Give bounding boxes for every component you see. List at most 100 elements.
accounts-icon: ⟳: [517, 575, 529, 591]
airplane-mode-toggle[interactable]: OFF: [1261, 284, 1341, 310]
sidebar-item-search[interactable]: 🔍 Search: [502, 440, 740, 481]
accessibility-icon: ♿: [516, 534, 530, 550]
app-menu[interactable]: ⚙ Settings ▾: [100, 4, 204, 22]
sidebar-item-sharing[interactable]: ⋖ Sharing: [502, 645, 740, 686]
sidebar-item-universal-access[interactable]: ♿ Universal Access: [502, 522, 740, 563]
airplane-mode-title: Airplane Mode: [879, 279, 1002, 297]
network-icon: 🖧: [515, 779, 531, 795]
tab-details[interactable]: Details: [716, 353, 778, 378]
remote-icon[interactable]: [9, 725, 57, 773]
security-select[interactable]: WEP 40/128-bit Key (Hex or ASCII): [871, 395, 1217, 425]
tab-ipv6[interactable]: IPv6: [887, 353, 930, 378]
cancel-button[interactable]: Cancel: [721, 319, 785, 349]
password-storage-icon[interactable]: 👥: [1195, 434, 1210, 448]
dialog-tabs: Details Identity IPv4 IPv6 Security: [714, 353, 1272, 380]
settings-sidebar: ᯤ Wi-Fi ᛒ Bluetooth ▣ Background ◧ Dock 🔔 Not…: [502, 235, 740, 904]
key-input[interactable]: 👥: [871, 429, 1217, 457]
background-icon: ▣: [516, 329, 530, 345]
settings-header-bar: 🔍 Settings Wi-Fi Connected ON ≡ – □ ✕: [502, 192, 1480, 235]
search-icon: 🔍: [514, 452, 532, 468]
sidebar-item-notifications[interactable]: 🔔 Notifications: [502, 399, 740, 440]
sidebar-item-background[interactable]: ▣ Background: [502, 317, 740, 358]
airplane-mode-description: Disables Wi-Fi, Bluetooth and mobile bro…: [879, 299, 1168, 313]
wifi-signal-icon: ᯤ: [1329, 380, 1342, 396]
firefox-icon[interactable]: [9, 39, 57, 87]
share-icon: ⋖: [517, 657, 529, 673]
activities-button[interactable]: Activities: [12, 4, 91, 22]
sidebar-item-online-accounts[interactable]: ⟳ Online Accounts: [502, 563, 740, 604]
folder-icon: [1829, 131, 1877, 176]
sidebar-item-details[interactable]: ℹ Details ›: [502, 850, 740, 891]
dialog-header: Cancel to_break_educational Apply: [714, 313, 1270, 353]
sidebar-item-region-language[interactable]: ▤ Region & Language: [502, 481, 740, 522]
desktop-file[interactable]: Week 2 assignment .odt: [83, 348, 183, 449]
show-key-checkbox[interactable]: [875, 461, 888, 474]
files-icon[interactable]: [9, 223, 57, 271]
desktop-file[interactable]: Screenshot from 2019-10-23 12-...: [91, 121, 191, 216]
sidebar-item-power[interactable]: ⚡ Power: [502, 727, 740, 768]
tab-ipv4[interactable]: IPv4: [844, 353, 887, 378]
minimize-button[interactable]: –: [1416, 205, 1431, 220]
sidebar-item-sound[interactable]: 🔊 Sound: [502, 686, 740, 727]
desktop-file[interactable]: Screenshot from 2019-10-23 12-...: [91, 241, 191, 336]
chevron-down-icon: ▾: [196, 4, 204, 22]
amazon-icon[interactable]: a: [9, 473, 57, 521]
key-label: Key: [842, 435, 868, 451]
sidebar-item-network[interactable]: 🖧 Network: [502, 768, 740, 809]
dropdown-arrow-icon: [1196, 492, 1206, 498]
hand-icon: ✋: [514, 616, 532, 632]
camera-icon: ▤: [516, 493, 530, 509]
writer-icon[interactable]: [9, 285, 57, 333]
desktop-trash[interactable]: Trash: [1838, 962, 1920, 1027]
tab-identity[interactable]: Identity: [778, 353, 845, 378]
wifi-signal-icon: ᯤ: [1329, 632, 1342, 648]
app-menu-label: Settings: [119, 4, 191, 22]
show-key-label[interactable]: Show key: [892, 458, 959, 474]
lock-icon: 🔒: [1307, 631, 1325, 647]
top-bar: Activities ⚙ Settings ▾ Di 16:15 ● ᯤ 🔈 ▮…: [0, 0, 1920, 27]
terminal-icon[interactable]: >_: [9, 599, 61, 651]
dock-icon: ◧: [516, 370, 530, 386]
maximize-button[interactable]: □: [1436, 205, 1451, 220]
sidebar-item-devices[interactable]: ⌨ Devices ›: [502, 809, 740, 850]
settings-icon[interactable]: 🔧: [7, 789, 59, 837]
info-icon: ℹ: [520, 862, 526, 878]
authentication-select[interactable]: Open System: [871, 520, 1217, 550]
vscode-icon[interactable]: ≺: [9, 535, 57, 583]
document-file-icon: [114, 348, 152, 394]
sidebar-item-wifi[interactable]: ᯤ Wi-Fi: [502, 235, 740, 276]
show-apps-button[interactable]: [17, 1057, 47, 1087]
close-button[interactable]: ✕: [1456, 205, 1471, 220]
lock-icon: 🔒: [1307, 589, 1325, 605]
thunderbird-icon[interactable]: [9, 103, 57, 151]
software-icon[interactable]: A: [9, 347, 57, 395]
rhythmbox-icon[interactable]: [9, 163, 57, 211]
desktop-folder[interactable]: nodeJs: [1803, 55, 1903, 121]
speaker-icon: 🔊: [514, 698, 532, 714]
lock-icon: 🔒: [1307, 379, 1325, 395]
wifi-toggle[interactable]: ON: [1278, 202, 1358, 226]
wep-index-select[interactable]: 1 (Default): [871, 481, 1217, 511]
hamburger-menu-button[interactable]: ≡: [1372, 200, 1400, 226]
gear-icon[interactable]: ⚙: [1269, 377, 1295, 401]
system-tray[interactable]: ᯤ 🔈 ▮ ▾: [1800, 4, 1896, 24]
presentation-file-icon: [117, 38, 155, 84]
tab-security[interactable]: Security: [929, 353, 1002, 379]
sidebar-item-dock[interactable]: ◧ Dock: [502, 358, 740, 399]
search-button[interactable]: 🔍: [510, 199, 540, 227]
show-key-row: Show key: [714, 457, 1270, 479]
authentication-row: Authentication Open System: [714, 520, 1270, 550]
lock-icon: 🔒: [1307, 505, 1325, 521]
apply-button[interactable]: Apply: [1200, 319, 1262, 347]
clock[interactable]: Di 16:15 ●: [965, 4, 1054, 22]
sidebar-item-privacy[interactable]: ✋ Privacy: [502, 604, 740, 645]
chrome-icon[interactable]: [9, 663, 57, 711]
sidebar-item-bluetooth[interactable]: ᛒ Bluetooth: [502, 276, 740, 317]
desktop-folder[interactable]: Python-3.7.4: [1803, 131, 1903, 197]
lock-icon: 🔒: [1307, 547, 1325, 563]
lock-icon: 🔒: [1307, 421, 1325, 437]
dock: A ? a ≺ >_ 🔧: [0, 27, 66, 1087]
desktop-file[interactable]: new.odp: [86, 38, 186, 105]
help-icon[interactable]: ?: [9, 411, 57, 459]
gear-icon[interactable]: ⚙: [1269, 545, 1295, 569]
____________________
*GIVEN REQUEST*:
Please copy all of the rows above line for line, changing nothing.

*OUTPUT FOR THIS EXERCISE*:
Give bounding boxes for every component you see. List at most 100 elements.
accounts-icon: ⟳: [517, 575, 529, 591]
airplane-mode-toggle[interactable]: OFF: [1261, 284, 1341, 310]
sidebar-item-search[interactable]: 🔍 Search: [502, 440, 740, 481]
accessibility-icon: ♿: [516, 534, 530, 550]
app-menu[interactable]: ⚙ Settings ▾: [100, 4, 204, 22]
sidebar-item-sharing[interactable]: ⋖ Sharing: [502, 645, 740, 686]
sidebar-item-universal-access[interactable]: ♿ Universal Access: [502, 522, 740, 563]
airplane-mode-title: Airplane Mode: [879, 279, 1002, 297]
network-icon: 🖧: [515, 779, 531, 795]
tab-details[interactable]: Details: [716, 353, 778, 378]
remote-icon[interactable]: [9, 725, 57, 773]
security-select[interactable]: WEP 40/128-bit Key (Hex or ASCII): [871, 395, 1217, 425]
tab-ipv6[interactable]: IPv6: [887, 353, 930, 378]
cancel-button[interactable]: Cancel: [721, 319, 785, 349]
password-storage-icon[interactable]: 👥: [1195, 434, 1210, 448]
dialog-tabs: Details Identity IPv4 IPv6 Security: [714, 353, 1272, 380]
settings-sidebar: ᯤ Wi-Fi ᛒ Bluetooth ▣ Background ◧ Dock 🔔 Not…: [502, 235, 740, 904]
key-input[interactable]: 👥: [871, 429, 1217, 457]
background-icon: ▣: [516, 329, 530, 345]
settings-header-bar: 🔍 Settings Wi-Fi Connected ON ≡ – □ ✕: [502, 192, 1480, 235]
search-icon: 🔍: [514, 452, 532, 468]
sidebar-item-notifications[interactable]: 🔔 Notifications: [502, 399, 740, 440]
sidebar-item-background[interactable]: ▣ Background: [502, 317, 740, 358]
airplane-mode-description: Disables Wi-Fi, Bluetooth and mobile bro…: [879, 299, 1168, 313]
wifi-signal-icon: ᯤ: [1329, 380, 1342, 396]
firefox-icon[interactable]: [9, 39, 57, 87]
share-icon: ⋖: [517, 657, 529, 673]
activities-button[interactable]: Activities: [12, 4, 91, 22]
sidebar-item-online-accounts[interactable]: ⟳ Online Accounts: [502, 563, 740, 604]
folder-icon: [1829, 131, 1877, 176]
sidebar-item-details[interactable]: ℹ Details ›: [502, 850, 740, 891]
dialog-header: Cancel to_break_educational Apply: [714, 313, 1270, 353]
sidebar-item-region-language[interactable]: ▤ Region & Language: [502, 481, 740, 522]
desktop-file[interactable]: Week 2 assignment .odt: [83, 348, 183, 449]
show-key-checkbox[interactable]: [875, 461, 888, 474]
files-icon[interactable]: [9, 223, 57, 271]
desktop-file[interactable]: Screenshot from 2019-10-23 12-...: [91, 121, 191, 216]
sidebar-item-power[interactable]: ⚡ Power: [502, 727, 740, 768]
tab-ipv4[interactable]: IPv4: [844, 353, 887, 378]
minimize-button[interactable]: –: [1416, 205, 1431, 220]
sidebar-item-sound[interactable]: 🔊 Sound: [502, 686, 740, 727]
desktop-file[interactable]: Screenshot from 2019-10-23 12-...: [91, 241, 191, 336]
chevron-down-icon: ▾: [196, 4, 204, 22]
amazon-icon[interactable]: a: [9, 473, 57, 521]
key-label: Key: [842, 435, 868, 451]
sidebar-item-network[interactable]: 🖧 Network: [502, 768, 740, 809]
dropdown-arrow-icon: [1196, 492, 1206, 498]
hand-icon: ✋: [514, 616, 532, 632]
camera-icon: ▤: [516, 493, 530, 509]
writer-icon[interactable]: [9, 285, 57, 333]
desktop-trash[interactable]: Trash: [1838, 962, 1920, 1027]
tab-identity[interactable]: Identity: [778, 353, 845, 378]
wifi-signal-icon: ᯤ: [1329, 632, 1342, 648]
app-menu-label: Settings: [119, 4, 191, 22]
show-key-label[interactable]: Show key: [892, 458, 959, 474]
lock-icon: 🔒: [1307, 631, 1325, 647]
top-bar: Activities ⚙ Settings ▾ Di 16:15 ● ᯤ 🔈 ▮…: [0, 0, 1920, 27]
terminal-icon[interactable]: >_: [9, 599, 61, 651]
dock-icon: ◧: [516, 370, 530, 386]
maximize-button[interactable]: □: [1436, 205, 1451, 220]
sidebar-item-devices[interactable]: ⌨ Devices ›: [502, 809, 740, 850]
settings-icon[interactable]: 🔧: [7, 789, 59, 837]
info-icon: ℹ: [520, 862, 526, 878]
authentication-select[interactable]: Open System: [871, 520, 1217, 550]
vscode-icon[interactable]: ≺: [9, 535, 57, 583]
document-file-icon: [114, 348, 152, 394]
sidebar-item-wifi[interactable]: ᯤ Wi-Fi: [502, 235, 740, 276]
show-apps-button[interactable]: [17, 1057, 47, 1087]
close-button[interactable]: ✕: [1456, 205, 1471, 220]
lock-icon: 🔒: [1307, 589, 1325, 605]
thunderbird-icon[interactable]: [9, 103, 57, 151]
software-icon[interactable]: A: [9, 347, 57, 395]
rhythmbox-icon[interactable]: [9, 163, 57, 211]
desktop-folder[interactable]: nodeJs: [1803, 55, 1903, 121]
speaker-icon: 🔊: [514, 698, 532, 714]
lock-icon: 🔒: [1307, 379, 1325, 395]
wifi-toggle[interactable]: ON: [1278, 202, 1358, 226]
wep-index-select[interactable]: 1 (Default): [871, 481, 1217, 511]
hamburger-menu-button[interactable]: ≡: [1372, 200, 1400, 226]
gear-icon[interactable]: ⚙: [1269, 377, 1295, 401]
system-tray[interactable]: ᯤ 🔈 ▮ ▾: [1800, 4, 1896, 24]
presentation-file-icon: [117, 38, 155, 84]
tab-security[interactable]: Security: [929, 353, 1002, 379]
sidebar-item-dock[interactable]: ◧ Dock: [502, 358, 740, 399]
search-button[interactable]: 🔍: [510, 199, 540, 227]
show-key-row: Show key: [714, 457, 1270, 479]
authentication-row: Authentication Open System: [714, 520, 1270, 550]
lock-icon: 🔒: [1307, 505, 1325, 521]
apply-button[interactable]: Apply: [1200, 319, 1262, 347]
clock[interactable]: Di 16:15 ●: [965, 4, 1054, 22]
sidebar-item-privacy[interactable]: ✋ Privacy: [502, 604, 740, 645]
chrome-icon[interactable]: [9, 663, 57, 711]
sidebar-item-bluetooth[interactable]: ᛒ Bluetooth: [502, 276, 740, 317]
desktop-folder[interactable]: Python-3.7.4: [1803, 131, 1903, 197]
lock-icon: 🔒: [1307, 547, 1325, 563]
lock-icon: 🔒: [1307, 421, 1325, 437]
dock: A ? a ≺ >_ 🔧: [0, 27, 66, 1087]
desktop-file[interactable]: new.odp: [86, 38, 186, 105]
help-icon[interactable]: ?: [9, 411, 57, 459]
gear-icon[interactable]: ⚙: [1269, 545, 1295, 569]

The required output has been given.